Given exercise: Exclude the pictures and retype the entries as written.

Dataset rows
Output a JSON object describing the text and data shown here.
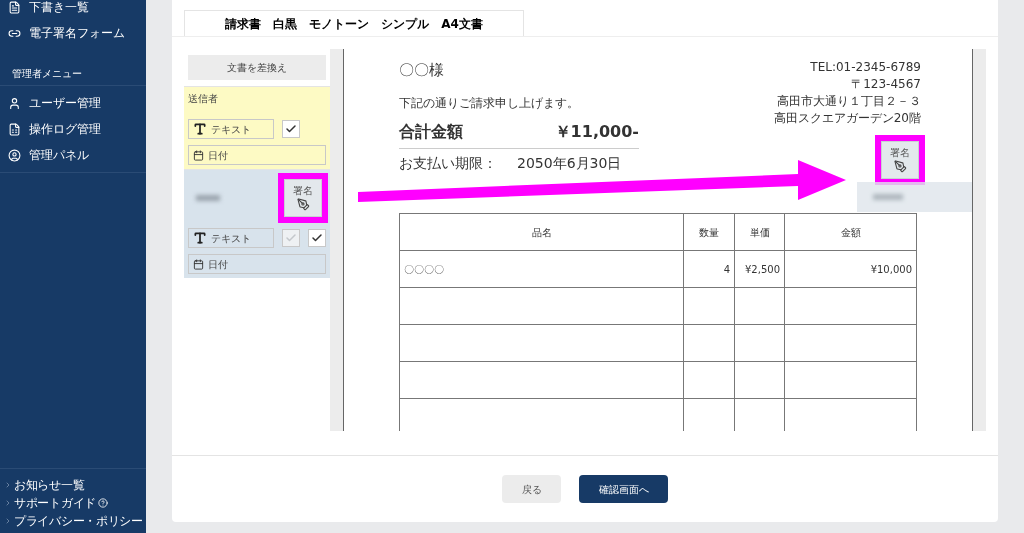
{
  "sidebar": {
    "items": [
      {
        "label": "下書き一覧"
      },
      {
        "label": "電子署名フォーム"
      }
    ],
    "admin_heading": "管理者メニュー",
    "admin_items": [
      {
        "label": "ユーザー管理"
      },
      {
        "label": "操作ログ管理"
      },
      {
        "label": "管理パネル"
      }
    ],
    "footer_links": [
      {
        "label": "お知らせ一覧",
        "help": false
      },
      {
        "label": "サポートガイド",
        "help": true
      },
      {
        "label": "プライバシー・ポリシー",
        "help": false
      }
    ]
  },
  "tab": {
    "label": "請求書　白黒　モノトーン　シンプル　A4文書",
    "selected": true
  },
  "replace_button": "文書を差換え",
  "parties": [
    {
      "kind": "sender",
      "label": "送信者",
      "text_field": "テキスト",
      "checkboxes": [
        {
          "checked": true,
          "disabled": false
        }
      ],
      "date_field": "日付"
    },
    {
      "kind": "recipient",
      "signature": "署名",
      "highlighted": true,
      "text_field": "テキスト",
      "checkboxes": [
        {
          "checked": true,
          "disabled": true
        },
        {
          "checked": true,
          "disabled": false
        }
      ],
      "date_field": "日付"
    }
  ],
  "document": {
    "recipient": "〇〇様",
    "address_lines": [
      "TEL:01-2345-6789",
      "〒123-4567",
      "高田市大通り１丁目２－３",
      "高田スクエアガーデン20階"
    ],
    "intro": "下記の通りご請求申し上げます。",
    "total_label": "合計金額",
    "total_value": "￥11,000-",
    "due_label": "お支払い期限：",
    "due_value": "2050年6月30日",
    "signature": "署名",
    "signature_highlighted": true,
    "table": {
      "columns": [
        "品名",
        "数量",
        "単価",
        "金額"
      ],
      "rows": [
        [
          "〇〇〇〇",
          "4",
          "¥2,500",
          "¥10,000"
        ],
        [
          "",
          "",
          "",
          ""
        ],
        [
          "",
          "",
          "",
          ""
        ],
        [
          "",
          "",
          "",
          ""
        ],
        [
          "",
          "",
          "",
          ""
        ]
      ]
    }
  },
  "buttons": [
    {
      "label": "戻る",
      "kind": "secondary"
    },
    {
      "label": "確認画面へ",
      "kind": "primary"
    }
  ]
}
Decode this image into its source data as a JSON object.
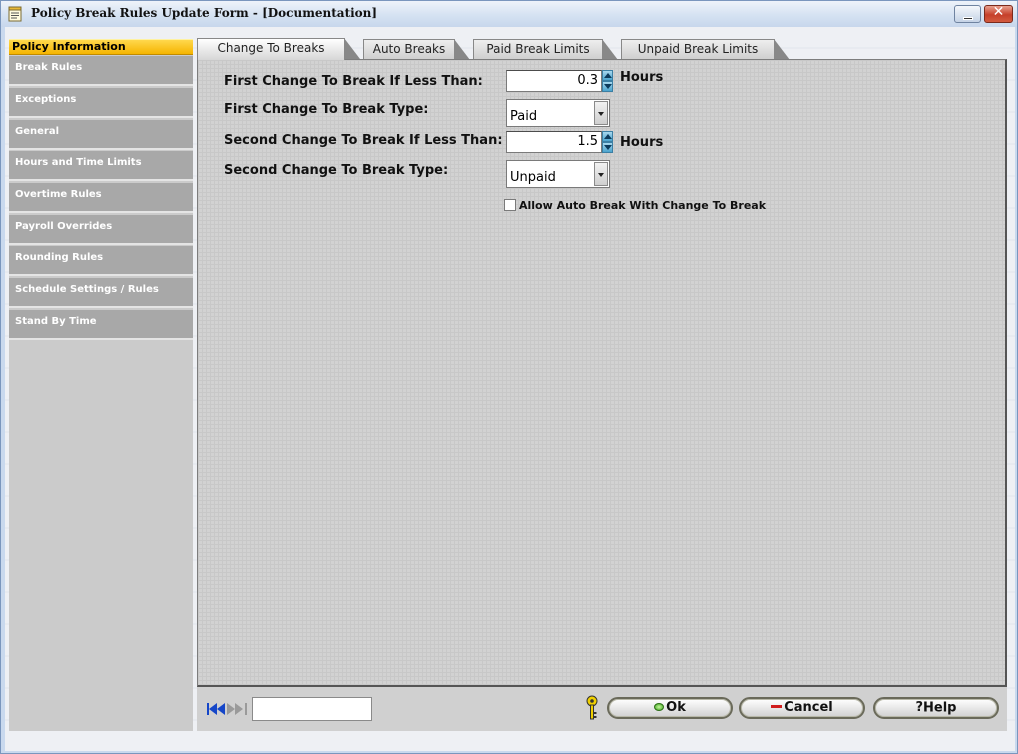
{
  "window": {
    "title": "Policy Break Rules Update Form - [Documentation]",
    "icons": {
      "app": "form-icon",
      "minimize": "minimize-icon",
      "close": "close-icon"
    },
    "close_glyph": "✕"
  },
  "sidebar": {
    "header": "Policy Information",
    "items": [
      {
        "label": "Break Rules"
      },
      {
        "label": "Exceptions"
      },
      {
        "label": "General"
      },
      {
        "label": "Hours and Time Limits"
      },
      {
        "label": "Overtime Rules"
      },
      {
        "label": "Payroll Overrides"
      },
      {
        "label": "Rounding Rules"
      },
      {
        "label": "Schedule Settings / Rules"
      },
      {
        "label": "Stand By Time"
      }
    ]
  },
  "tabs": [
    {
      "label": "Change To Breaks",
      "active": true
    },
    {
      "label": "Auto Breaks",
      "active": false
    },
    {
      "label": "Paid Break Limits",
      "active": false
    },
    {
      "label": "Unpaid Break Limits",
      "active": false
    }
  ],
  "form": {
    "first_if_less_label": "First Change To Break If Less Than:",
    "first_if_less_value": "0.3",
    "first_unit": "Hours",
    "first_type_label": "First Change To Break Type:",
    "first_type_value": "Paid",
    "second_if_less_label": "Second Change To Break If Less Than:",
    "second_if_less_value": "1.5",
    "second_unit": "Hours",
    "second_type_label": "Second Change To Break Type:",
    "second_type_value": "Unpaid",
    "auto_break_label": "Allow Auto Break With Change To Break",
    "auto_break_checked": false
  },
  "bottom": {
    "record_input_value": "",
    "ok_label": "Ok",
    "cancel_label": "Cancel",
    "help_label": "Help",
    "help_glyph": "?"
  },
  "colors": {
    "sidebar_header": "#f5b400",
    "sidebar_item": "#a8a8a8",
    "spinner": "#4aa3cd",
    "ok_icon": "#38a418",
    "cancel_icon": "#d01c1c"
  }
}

Exercise solution:
Output a JSON object describing the text and data shown here.
{
  "sidebar": {
    "items": [
      {
        "label": "下書き一覧"
      },
      {
        "label": "電子署名フォーム"
      }
    ],
    "admin_heading": "管理者メニュー",
    "admin_items": [
      {
        "label": "ユーザー管理"
      },
      {
        "label": "操作ログ管理"
      },
      {
        "label": "管理パネル"
      }
    ],
    "footer_links": [
      {
        "label": "お知らせ一覧",
        "help": false
      },
      {
        "label": "サポートガイド",
        "help": true
      },
      {
        "label": "プライバシー・ポリシー",
        "help": false
      }
    ]
  },
  "tab": {
    "label": "請求書　白黒　モノトーン　シンプル　A4文書",
    "selected": true
  },
  "replace_button": "文書を差換え",
  "parties": [
    {
      "kind": "sender",
      "label": "送信者",
      "text_field": "テキスト",
      "checkboxes": [
        {
          "checked": true,
          "disabled": false
        }
      ],
      "date_field": "日付"
    },
    {
      "kind": "recipient",
      "signature": "署名",
      "highlighted": true,
      "text_field": "テキスト",
      "checkboxes": [
        {
          "checked": true,
          "disabled": true
        },
        {
          "checked": true,
          "disabled": false
        }
      ],
      "date_field": "日付"
    }
  ],
  "document": {
    "recipient": "〇〇様",
    "address_lines": [
      "TEL:01-2345-6789",
      "〒123-4567",
      "高田市大通り１丁目２－３",
      "高田スクエアガーデン20階"
    ],
    "intro": "下記の通りご請求申し上げます。",
    "total_label": "合計金額",
    "total_value": "￥11,000-",
    "due_label": "お支払い期限：",
    "due_value": "2050年6月30日",
    "signature": "署名",
    "signature_highlighted": true,
    "table": {
      "columns": [
        "品名",
        "数量",
        "単価",
        "金額"
      ],
      "rows": [
        [
          "〇〇〇〇",
          "4",
          "¥2,500",
          "¥10,000"
        ],
        [
          "",
          "",
          "",
          ""
        ],
        [
          "",
          "",
          "",
          ""
        ],
        [
          "",
          "",
          "",
          ""
        ],
        [
          "",
          "",
          "",
          ""
        ]
      ]
    }
  },
  "buttons": [
    {
      "label": "戻る",
      "kind": "secondary"
    },
    {
      "label": "確認画面へ",
      "kind": "primary"
    }
  ]
}
Decode this image into its source data as a JSON object.
{
  "window": {
    "title": "Policy Break Rules Update Form - [Documentation]",
    "icons": {
      "app": "form-icon",
      "minimize": "minimize-icon",
      "close": "close-icon"
    },
    "close_glyph": "✕"
  },
  "sidebar": {
    "header": "Policy Information",
    "items": [
      {
        "label": "Break Rules"
      },
      {
        "label": "Exceptions"
      },
      {
        "label": "General"
      },
      {
        "label": "Hours and Time Limits"
      },
      {
        "label": "Overtime Rules"
      },
      {
        "label": "Payroll Overrides"
      },
      {
        "label": "Rounding Rules"
      },
      {
        "label": "Schedule Settings / Rules"
      },
      {
        "label": "Stand By Time"
      }
    ]
  },
  "tabs": [
    {
      "label": "Change To Breaks",
      "active": true
    },
    {
      "label": "Auto Breaks",
      "active": false
    },
    {
      "label": "Paid Break Limits",
      "active": false
    },
    {
      "label": "Unpaid Break Limits",
      "active": false
    }
  ],
  "form": {
    "first_if_less_label": "First Change To Break If Less Than:",
    "first_if_less_value": "0.3",
    "first_unit": "Hours",
    "first_type_label": "First Change To Break Type:",
    "first_type_value": "Paid",
    "second_if_less_label": "Second Change To Break If Less Than:",
    "second_if_less_value": "1.5",
    "second_unit": "Hours",
    "second_type_label": "Second Change To Break Type:",
    "second_type_value": "Unpaid",
    "auto_break_label": "Allow Auto Break With Change To Break",
    "auto_break_checked": false
  },
  "bottom": {
    "record_input_value": "",
    "ok_label": "Ok",
    "cancel_label": "Cancel",
    "help_label": "Help",
    "help_glyph": "?"
  },
  "colors": {
    "sidebar_header": "#f5b400",
    "sidebar_item": "#a8a8a8",
    "spinner": "#4aa3cd",
    "ok_icon": "#38a418",
    "cancel_icon": "#d01c1c"
  }
}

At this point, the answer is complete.